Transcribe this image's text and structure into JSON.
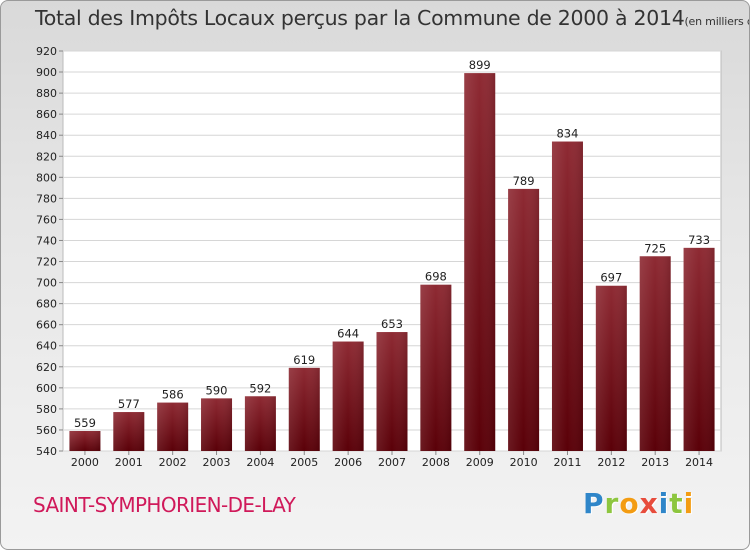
{
  "chart_data": {
    "type": "bar",
    "title": "Total des Impôts Locaux perçus par la Commune de 2000 à 2014",
    "unit_note": "(en milliers d'€)",
    "categories": [
      "2000",
      "2001",
      "2002",
      "2003",
      "2004",
      "2005",
      "2006",
      "2007",
      "2008",
      "2009",
      "2010",
      "2011",
      "2012",
      "2013",
      "2014"
    ],
    "values": [
      559,
      577,
      586,
      590,
      592,
      619,
      644,
      653,
      698,
      899,
      789,
      834,
      697,
      725,
      733
    ],
    "ylim": [
      540,
      920
    ],
    "ytick_step": 20,
    "xlabel": "",
    "ylabel": "",
    "grid": true,
    "bar_color": "#8b1a22"
  },
  "commune": "SAINT-SYMPHORIEN-DE-LAY",
  "logo": {
    "letters": [
      "P",
      "r",
      "o",
      "x",
      "i",
      "t",
      "i"
    ],
    "colors": [
      "#2f86c9",
      "#8dc63f",
      "#f39c12",
      "#e74c3c",
      "#2f86c9",
      "#8dc63f",
      "#f39c12"
    ]
  }
}
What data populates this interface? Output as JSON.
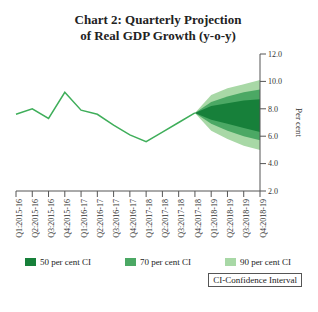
{
  "chart_data": {
    "type": "line",
    "title": "Chart 2: Quarterly Projection of Real GDP Growth (y-o-y)",
    "y_label": "Per cent",
    "categories": [
      "Q1:2015-16",
      "Q2:2015-16",
      "Q3:2015-16",
      "Q4:2015-16",
      "Q1:2016-17",
      "Q2:2016-17",
      "Q3:2016-17",
      "Q4:2016-17",
      "Q1:2017-18",
      "Q2:2017-18",
      "Q3:2017-18",
      "Q4:2017-18",
      "Q1:2018-19",
      "Q2:2018-19",
      "Q3:2018-19",
      "Q4:2018-19"
    ],
    "series": [
      {
        "type": "line",
        "color": "#3fae5a",
        "values": [
          7.6,
          8.0,
          7.3,
          9.2,
          7.9,
          7.6,
          6.8,
          6.1,
          5.6,
          6.3,
          7.0,
          7.7,
          null,
          null,
          null,
          null
        ]
      }
    ],
    "bands": [
      {
        "name": "50 per cent CI",
        "color": "#17803a",
        "lower": [
          null,
          null,
          null,
          null,
          null,
          null,
          null,
          null,
          null,
          null,
          null,
          7.7,
          7.2,
          6.9,
          6.6,
          6.3
        ],
        "upper": [
          null,
          null,
          null,
          null,
          null,
          null,
          null,
          null,
          null,
          null,
          null,
          7.7,
          8.2,
          8.4,
          8.6,
          8.7
        ]
      },
      {
        "name": "70 per cent CI",
        "color": "#4ba864",
        "lower": [
          null,
          null,
          null,
          null,
          null,
          null,
          null,
          null,
          null,
          null,
          null,
          7.7,
          6.9,
          6.4,
          6.0,
          5.7
        ],
        "upper": [
          null,
          null,
          null,
          null,
          null,
          null,
          null,
          null,
          null,
          null,
          null,
          7.7,
          8.5,
          8.9,
          9.2,
          9.4
        ]
      },
      {
        "name": "90 per cent CI",
        "color": "#a8d8a6",
        "lower": [
          null,
          null,
          null,
          null,
          null,
          null,
          null,
          null,
          null,
          null,
          null,
          7.7,
          6.4,
          5.8,
          5.3,
          5.0
        ],
        "upper": [
          null,
          null,
          null,
          null,
          null,
          null,
          null,
          null,
          null,
          null,
          null,
          7.7,
          9.0,
          9.5,
          9.8,
          10.1
        ]
      }
    ],
    "ylim": [
      2,
      12
    ],
    "yticks": [
      {
        "value": 2,
        "label": "2.0"
      },
      {
        "value": 4,
        "label": "4.0"
      },
      {
        "value": 6,
        "label": "6.0"
      },
      {
        "value": 8,
        "label": "8.0"
      },
      {
        "value": 10,
        "label": "10.0"
      },
      {
        "value": 12,
        "label": "12.0"
      }
    ],
    "legend": "bottom",
    "annotations": [
      "CI-Confidence Interval"
    ]
  }
}
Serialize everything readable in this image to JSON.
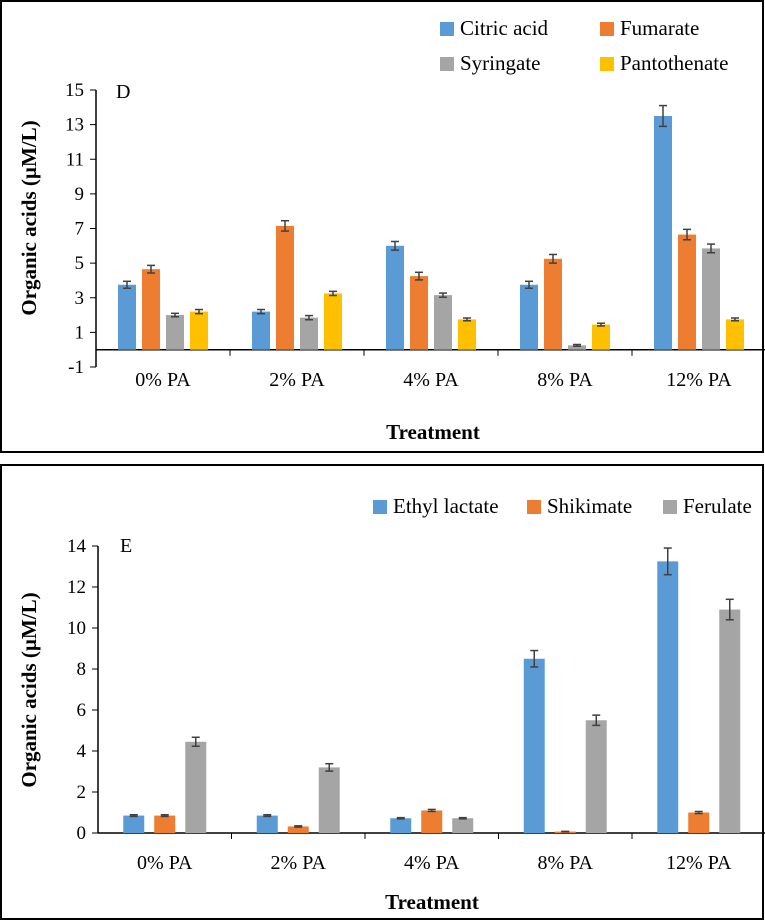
{
  "chart_data": [
    {
      "type": "bar",
      "panel_label": "D",
      "xlabel": "Treatment",
      "ylabel": "Organic acids (µM/L)",
      "ylim": [
        -1,
        15
      ],
      "yticks": [
        15,
        13,
        11,
        9,
        7,
        5,
        3,
        1,
        -1
      ],
      "categories": [
        "0% PA",
        "2% PA",
        "4% PA",
        "8% PA",
        "12% PA"
      ],
      "legend_position": "top-right",
      "grid": false,
      "series": [
        {
          "name": "Citric acid",
          "color": "#5B9BD5",
          "values": [
            3.75,
            2.2,
            6.0,
            3.75,
            13.5
          ],
          "errors": [
            0.2,
            0.12,
            0.25,
            0.2,
            0.6
          ]
        },
        {
          "name": "Fumarate",
          "color": "#ED7D31",
          "values": [
            4.65,
            7.15,
            4.25,
            5.25,
            6.65
          ],
          "errors": [
            0.22,
            0.3,
            0.22,
            0.25,
            0.3
          ]
        },
        {
          "name": "Syringate",
          "color": "#A5A5A5",
          "values": [
            2.0,
            1.85,
            3.15,
            0.25,
            5.85
          ],
          "errors": [
            0.1,
            0.12,
            0.12,
            0.05,
            0.25
          ]
        },
        {
          "name": "Pantothenate",
          "color": "#FFC000",
          "values": [
            2.2,
            3.25,
            1.75,
            1.45,
            1.75
          ],
          "errors": [
            0.12,
            0.12,
            0.08,
            0.08,
            0.08
          ]
        }
      ]
    },
    {
      "type": "bar",
      "panel_label": "E",
      "xlabel": "Treatment",
      "ylabel": "Organic acids (µM/L)",
      "ylim": [
        0,
        14
      ],
      "yticks": [
        14,
        12,
        10,
        8,
        6,
        4,
        2,
        0
      ],
      "categories": [
        "0% PA",
        "2% PA",
        "4% PA",
        "8% PA",
        "12% PA"
      ],
      "legend_position": "top-right",
      "grid": false,
      "series": [
        {
          "name": "Ethyl lactate",
          "color": "#5B9BD5",
          "values": [
            0.85,
            0.85,
            0.72,
            8.5,
            13.25
          ],
          "errors": [
            0.04,
            0.04,
            0.03,
            0.4,
            0.65
          ]
        },
        {
          "name": "Shikimate",
          "color": "#ED7D31",
          "values": [
            0.85,
            0.32,
            1.1,
            0.07,
            1.0
          ],
          "errors": [
            0.04,
            0.03,
            0.05,
            0.01,
            0.05
          ]
        },
        {
          "name": "Ferulate",
          "color": "#A5A5A5",
          "values": [
            4.45,
            3.2,
            0.72,
            5.5,
            10.9
          ],
          "errors": [
            0.22,
            0.18,
            0.03,
            0.25,
            0.5
          ]
        }
      ]
    }
  ]
}
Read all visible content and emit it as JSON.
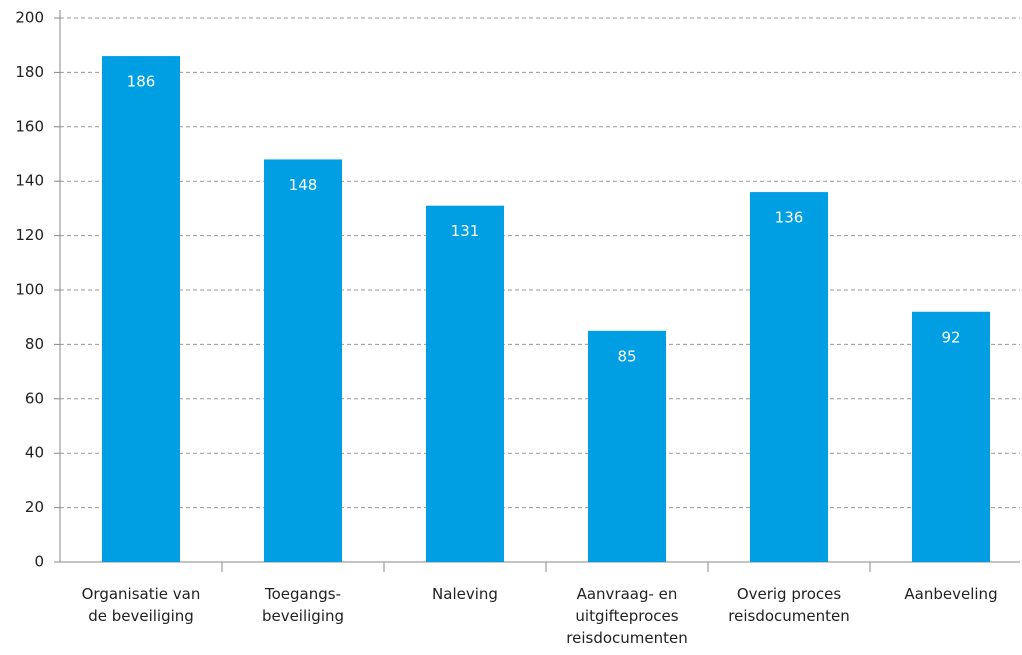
{
  "chart_data": {
    "type": "bar",
    "categories": [
      "Organisatie van\nde beveiliging",
      "Toegangs-\nbeveiliging",
      "Naleving",
      "Aanvraag- en\nuitgifteproces\nreisdocumenten",
      "Overig proces\nreisdocumenten",
      "Aanbeveling"
    ],
    "values": [
      186,
      148,
      131,
      85,
      136,
      92
    ],
    "color": "#009fe3",
    "ylim": [
      0,
      200
    ],
    "yticks": [
      0,
      20,
      40,
      60,
      80,
      100,
      120,
      140,
      160,
      180,
      200
    ],
    "grid": true
  }
}
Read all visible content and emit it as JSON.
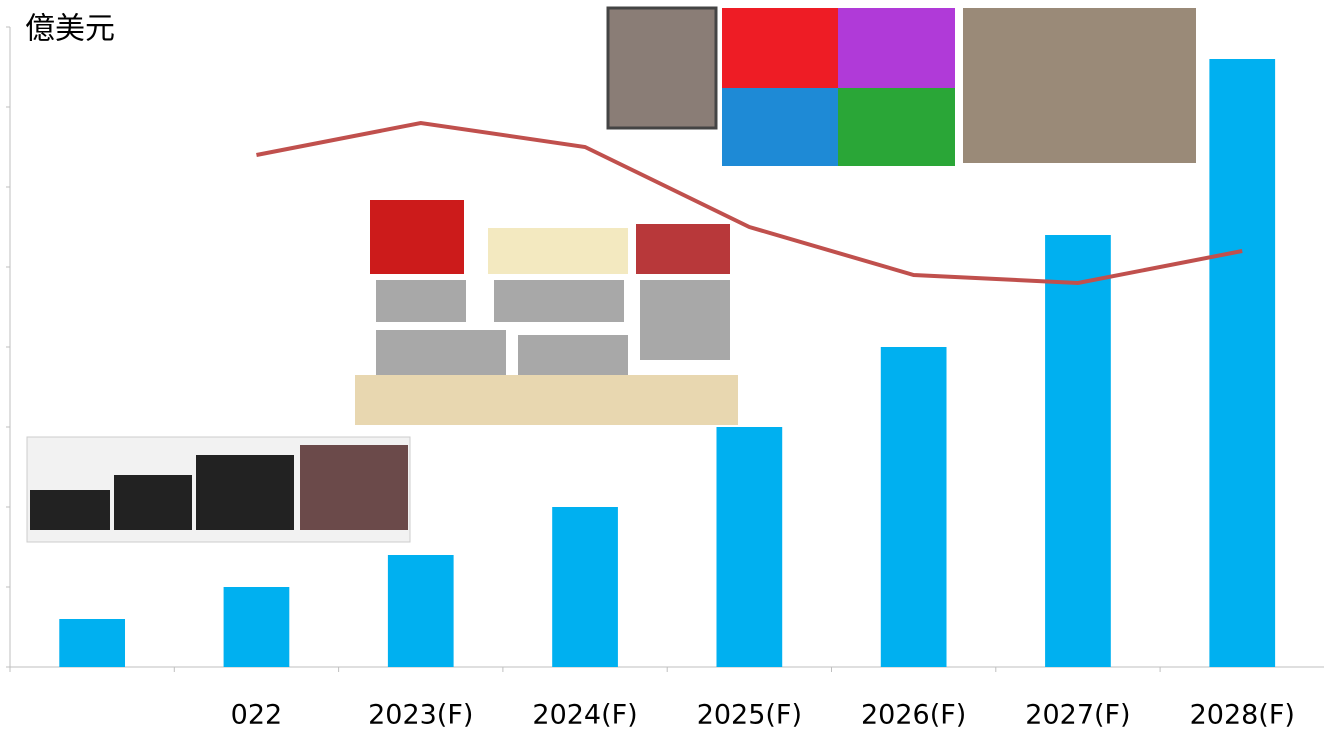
{
  "chart_data": {
    "type": "bar-line",
    "title": "億美元",
    "categories": [
      null,
      "022",
      "2023(F)",
      "2024(F)",
      "2025(F)",
      "2026(F)",
      "2027(F)",
      "2028(F)"
    ],
    "series": [
      {
        "type": "bar",
        "color": "#00b0f0",
        "values": [
          0.6,
          1.0,
          1.4,
          2.0,
          3.0,
          4.0,
          5.4,
          7.6
        ]
      },
      {
        "type": "line",
        "color": "#c0504d",
        "values": [
          null,
          6.4,
          6.8,
          6.5,
          5.5,
          4.9,
          4.8,
          5.2
        ]
      }
    ],
    "ylim": [
      0,
      8
    ],
    "yticks": [
      0,
      1,
      2,
      3,
      4,
      5,
      6,
      7,
      8
    ]
  }
}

-*-*-

Return the lines of the records that include the string "image".

Transcribe this image's text and structure into JSON.
Serialize everything readable in this image to JSON.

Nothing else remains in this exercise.